Dataset records -

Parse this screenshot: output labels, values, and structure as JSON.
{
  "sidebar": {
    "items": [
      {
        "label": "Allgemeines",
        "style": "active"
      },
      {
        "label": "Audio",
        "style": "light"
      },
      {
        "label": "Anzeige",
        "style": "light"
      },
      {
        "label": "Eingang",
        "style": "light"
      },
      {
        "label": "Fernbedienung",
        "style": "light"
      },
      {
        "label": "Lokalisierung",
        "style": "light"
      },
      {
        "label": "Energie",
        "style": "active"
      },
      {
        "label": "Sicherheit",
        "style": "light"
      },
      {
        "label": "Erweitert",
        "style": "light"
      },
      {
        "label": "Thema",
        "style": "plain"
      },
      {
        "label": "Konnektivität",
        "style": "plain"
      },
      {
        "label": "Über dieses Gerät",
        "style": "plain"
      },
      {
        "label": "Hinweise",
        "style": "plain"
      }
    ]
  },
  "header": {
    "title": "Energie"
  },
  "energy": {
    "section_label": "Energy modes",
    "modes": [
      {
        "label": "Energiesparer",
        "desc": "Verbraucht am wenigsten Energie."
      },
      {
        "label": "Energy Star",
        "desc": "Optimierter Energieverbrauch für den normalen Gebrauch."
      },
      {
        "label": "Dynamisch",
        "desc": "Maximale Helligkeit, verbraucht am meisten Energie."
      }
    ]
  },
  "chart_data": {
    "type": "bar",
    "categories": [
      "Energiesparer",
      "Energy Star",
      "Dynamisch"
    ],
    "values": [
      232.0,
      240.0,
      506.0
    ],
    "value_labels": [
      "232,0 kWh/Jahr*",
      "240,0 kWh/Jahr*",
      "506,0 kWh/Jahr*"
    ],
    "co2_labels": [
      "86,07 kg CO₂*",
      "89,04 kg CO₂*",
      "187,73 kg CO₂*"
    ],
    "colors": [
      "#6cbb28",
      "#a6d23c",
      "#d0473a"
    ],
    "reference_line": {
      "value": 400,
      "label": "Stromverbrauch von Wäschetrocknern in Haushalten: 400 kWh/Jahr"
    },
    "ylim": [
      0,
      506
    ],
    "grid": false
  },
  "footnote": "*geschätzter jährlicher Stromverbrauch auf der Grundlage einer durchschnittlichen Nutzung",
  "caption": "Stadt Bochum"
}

TASK DIRECTIONS -
Give the number of lines in the entries that include the string "Stromverbrauch", and nothing more.

ANSWER TO THIS PROBLEM -
2